● **Task prompt**
Go through the data below. List every line that holds the word "Target".

[Items listed in a dataset]

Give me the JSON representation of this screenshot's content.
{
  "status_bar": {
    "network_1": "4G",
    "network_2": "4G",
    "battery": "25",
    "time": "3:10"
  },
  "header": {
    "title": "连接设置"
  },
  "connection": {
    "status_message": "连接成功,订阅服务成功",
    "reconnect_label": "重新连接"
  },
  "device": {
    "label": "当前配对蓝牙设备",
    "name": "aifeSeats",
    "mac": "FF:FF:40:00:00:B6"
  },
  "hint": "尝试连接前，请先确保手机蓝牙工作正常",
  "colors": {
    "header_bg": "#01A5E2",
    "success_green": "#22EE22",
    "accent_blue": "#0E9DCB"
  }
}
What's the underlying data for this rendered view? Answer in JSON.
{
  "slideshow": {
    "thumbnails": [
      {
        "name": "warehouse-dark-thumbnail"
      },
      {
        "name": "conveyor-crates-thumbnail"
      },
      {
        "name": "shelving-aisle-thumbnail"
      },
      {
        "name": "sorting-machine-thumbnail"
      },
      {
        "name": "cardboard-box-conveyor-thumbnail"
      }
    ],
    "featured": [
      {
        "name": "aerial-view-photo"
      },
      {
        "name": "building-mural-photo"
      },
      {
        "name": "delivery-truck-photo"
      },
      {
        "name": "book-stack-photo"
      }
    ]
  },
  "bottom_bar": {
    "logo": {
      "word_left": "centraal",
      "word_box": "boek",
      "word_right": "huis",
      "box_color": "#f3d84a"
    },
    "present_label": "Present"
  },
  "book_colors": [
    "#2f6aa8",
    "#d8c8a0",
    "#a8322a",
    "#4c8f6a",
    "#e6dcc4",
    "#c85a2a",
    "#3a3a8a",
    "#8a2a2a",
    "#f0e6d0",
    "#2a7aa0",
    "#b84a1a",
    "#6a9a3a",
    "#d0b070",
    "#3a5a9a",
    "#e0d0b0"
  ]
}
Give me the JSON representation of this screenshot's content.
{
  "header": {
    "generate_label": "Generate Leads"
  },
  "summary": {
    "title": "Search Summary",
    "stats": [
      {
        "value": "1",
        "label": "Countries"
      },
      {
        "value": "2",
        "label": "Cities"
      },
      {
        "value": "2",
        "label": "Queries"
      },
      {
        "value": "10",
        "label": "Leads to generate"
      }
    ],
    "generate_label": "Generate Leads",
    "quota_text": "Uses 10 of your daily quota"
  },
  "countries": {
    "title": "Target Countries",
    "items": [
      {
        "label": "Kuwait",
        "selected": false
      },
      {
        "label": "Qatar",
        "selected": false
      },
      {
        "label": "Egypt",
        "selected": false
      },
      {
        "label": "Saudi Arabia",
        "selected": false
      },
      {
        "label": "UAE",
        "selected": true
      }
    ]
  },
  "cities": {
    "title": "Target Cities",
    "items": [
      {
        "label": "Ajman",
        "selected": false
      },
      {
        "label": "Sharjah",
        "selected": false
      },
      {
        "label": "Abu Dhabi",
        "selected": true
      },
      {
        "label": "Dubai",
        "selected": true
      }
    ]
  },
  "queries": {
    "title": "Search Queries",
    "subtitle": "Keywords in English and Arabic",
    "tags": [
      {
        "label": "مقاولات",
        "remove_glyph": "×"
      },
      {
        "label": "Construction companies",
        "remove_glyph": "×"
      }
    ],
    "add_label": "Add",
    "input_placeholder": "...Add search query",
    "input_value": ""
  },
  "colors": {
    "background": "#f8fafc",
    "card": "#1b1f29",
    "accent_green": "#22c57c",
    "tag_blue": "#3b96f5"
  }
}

● **Written reply**
    "title": "Target Countries",
    "title": "Target Cities",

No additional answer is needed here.